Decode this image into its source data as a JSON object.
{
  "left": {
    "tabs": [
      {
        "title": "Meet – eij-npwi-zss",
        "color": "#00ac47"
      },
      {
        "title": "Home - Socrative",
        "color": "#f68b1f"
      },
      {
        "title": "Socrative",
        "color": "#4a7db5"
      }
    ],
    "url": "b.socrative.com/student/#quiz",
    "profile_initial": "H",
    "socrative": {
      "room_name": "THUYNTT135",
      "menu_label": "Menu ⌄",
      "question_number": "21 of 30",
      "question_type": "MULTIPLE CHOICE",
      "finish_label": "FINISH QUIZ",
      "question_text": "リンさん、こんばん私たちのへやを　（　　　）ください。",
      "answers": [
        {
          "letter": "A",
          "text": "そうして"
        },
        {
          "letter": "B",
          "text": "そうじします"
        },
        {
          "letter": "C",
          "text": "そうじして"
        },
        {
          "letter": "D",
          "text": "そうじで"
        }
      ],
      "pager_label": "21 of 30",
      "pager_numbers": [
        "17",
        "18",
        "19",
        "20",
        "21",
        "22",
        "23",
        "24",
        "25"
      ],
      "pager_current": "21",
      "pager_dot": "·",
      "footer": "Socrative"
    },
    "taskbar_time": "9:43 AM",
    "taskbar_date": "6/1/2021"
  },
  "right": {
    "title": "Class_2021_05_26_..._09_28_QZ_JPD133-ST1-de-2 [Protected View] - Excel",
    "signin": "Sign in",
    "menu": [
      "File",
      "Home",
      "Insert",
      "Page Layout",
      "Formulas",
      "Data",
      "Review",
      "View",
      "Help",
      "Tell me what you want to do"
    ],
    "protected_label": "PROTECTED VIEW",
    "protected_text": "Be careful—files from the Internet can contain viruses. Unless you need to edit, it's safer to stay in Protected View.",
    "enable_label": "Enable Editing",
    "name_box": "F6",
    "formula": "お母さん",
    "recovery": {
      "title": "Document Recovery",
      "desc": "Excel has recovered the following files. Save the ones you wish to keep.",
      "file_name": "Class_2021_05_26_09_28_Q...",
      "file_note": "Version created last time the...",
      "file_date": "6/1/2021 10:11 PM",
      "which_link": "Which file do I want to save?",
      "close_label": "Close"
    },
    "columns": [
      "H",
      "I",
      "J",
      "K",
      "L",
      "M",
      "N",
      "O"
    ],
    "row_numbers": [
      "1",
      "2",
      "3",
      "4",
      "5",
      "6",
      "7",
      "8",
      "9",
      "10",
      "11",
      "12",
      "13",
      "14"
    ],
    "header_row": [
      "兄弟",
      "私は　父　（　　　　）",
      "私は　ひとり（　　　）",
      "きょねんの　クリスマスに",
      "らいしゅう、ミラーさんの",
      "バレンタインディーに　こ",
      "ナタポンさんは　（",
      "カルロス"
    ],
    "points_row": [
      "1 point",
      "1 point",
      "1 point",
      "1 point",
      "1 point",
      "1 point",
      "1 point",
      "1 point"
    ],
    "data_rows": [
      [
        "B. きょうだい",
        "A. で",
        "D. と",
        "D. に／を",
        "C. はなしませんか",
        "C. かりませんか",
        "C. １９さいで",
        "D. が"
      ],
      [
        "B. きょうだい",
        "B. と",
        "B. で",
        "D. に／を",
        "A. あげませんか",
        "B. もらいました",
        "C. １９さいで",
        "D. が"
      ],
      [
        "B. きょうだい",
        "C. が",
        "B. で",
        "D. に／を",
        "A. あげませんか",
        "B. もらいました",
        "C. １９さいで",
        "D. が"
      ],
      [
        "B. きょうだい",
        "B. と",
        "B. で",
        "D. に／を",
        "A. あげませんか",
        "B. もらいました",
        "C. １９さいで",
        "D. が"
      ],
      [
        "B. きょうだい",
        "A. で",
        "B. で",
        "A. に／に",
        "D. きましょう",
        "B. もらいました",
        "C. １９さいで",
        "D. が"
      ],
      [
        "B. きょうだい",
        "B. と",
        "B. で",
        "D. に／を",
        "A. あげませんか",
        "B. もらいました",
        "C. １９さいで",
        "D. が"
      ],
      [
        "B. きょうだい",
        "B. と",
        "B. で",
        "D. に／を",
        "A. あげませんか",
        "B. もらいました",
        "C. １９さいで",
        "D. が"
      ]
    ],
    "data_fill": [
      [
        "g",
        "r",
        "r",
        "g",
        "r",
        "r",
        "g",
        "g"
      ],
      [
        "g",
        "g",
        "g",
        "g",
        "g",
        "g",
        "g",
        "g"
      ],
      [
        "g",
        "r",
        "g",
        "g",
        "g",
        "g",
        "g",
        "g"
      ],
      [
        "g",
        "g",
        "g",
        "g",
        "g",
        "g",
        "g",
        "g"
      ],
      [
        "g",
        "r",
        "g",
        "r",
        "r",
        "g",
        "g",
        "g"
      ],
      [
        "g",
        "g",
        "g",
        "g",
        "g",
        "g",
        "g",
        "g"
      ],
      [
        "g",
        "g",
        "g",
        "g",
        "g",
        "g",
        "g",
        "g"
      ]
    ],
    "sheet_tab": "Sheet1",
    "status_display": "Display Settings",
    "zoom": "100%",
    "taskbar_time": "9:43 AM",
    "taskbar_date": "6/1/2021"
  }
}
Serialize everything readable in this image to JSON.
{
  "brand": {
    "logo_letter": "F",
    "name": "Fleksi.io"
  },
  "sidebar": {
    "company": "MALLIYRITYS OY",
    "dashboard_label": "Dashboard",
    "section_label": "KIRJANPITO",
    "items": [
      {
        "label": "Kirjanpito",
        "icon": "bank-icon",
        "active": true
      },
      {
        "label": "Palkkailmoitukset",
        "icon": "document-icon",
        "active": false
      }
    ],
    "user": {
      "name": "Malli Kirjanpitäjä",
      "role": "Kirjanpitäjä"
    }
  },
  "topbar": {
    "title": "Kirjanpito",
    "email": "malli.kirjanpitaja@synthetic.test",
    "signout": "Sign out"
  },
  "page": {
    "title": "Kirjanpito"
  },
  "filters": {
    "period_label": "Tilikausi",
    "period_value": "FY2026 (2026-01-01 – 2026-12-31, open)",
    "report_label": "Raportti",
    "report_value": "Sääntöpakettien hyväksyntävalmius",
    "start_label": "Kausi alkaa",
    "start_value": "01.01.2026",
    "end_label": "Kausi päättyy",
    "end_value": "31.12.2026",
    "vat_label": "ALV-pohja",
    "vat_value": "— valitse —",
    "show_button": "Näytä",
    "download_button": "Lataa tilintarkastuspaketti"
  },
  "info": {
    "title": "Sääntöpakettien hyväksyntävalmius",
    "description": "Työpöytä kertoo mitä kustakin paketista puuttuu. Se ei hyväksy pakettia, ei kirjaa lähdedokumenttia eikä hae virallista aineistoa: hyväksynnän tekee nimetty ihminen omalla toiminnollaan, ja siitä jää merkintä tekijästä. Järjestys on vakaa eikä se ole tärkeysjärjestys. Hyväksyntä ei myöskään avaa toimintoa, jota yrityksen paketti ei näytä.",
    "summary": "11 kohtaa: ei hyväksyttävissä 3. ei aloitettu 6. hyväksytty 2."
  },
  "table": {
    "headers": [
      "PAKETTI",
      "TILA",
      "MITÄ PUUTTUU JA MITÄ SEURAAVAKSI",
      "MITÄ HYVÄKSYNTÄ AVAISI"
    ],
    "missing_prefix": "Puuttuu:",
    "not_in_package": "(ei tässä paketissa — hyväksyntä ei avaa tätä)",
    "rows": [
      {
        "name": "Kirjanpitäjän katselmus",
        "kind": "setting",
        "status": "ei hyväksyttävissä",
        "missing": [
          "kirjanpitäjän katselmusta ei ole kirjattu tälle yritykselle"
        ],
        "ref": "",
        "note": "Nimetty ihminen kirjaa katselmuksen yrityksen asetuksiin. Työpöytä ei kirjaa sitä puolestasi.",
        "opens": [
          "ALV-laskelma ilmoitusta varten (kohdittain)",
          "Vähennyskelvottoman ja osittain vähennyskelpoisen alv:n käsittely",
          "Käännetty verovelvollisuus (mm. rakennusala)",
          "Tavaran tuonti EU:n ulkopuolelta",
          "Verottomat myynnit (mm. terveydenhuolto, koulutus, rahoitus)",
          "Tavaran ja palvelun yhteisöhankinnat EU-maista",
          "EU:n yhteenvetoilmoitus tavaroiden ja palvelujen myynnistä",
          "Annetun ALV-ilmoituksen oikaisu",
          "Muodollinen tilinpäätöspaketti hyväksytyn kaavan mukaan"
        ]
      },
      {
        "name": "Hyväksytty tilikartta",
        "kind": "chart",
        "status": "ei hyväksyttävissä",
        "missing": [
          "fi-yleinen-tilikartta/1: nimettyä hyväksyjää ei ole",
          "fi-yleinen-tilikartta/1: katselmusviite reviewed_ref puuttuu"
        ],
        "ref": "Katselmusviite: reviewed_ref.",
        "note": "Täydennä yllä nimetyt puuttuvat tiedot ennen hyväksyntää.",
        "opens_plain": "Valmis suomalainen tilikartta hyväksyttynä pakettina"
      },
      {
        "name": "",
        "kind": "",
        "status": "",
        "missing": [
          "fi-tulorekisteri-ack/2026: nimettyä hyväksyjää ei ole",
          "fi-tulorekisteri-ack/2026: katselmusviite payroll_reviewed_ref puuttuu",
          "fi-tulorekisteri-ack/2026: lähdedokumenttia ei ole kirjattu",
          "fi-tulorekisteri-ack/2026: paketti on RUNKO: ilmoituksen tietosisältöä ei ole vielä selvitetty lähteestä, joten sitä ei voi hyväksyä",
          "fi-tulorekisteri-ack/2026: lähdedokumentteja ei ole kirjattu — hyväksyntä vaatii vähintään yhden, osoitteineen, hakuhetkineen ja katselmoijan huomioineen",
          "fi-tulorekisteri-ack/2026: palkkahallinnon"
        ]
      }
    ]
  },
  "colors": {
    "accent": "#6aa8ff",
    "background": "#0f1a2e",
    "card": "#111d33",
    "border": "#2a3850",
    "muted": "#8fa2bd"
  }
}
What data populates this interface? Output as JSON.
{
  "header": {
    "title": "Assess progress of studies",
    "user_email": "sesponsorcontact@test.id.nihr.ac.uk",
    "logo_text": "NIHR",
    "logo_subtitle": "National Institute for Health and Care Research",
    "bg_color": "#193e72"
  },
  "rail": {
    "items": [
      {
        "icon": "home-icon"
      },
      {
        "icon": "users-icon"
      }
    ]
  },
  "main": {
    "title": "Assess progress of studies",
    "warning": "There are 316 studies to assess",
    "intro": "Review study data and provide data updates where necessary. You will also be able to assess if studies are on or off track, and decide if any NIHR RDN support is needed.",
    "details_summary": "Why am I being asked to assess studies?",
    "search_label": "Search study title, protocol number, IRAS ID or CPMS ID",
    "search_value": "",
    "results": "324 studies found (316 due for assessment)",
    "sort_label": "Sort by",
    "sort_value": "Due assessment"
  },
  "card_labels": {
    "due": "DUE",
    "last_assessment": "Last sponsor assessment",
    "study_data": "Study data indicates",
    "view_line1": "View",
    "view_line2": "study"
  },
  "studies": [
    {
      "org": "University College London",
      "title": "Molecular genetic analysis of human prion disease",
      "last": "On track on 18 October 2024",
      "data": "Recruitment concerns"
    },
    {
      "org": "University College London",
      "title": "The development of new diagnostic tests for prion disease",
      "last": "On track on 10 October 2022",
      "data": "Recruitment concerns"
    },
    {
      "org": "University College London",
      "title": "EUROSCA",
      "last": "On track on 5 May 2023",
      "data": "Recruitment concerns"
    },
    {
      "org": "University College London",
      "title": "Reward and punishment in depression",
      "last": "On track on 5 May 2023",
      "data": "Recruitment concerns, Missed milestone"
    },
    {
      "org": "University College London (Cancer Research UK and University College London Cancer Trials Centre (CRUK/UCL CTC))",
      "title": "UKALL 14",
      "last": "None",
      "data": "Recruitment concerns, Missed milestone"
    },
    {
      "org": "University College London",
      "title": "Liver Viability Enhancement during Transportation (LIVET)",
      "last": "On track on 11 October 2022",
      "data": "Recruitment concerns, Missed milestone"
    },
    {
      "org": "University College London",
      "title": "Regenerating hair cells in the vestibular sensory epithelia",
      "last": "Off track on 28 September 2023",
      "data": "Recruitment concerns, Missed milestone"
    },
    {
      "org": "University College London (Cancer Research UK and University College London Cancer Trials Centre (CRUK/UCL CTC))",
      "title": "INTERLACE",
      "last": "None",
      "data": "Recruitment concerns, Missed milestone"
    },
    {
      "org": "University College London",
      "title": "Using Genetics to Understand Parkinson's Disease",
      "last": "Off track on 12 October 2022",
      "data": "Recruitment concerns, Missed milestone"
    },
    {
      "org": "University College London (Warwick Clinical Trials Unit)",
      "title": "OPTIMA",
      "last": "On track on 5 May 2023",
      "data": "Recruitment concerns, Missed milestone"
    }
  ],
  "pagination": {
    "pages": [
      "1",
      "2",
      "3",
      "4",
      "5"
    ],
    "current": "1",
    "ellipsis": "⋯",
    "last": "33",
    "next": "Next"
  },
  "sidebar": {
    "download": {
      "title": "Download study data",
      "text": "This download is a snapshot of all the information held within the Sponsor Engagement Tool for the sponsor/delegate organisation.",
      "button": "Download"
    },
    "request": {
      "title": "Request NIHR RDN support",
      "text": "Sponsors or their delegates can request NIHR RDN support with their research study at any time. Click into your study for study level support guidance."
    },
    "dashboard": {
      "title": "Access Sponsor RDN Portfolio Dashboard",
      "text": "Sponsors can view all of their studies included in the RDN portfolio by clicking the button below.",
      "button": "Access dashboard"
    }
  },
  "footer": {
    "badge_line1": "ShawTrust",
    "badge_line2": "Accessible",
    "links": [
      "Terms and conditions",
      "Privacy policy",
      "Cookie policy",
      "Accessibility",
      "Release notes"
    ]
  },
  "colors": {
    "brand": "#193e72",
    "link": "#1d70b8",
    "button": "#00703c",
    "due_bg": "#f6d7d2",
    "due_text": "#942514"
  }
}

▶ WORK INSTRUCTIONS: What is the number of lines above that hold the word "tilikartta"? Answer with that number alone.

▶ RESULT: 4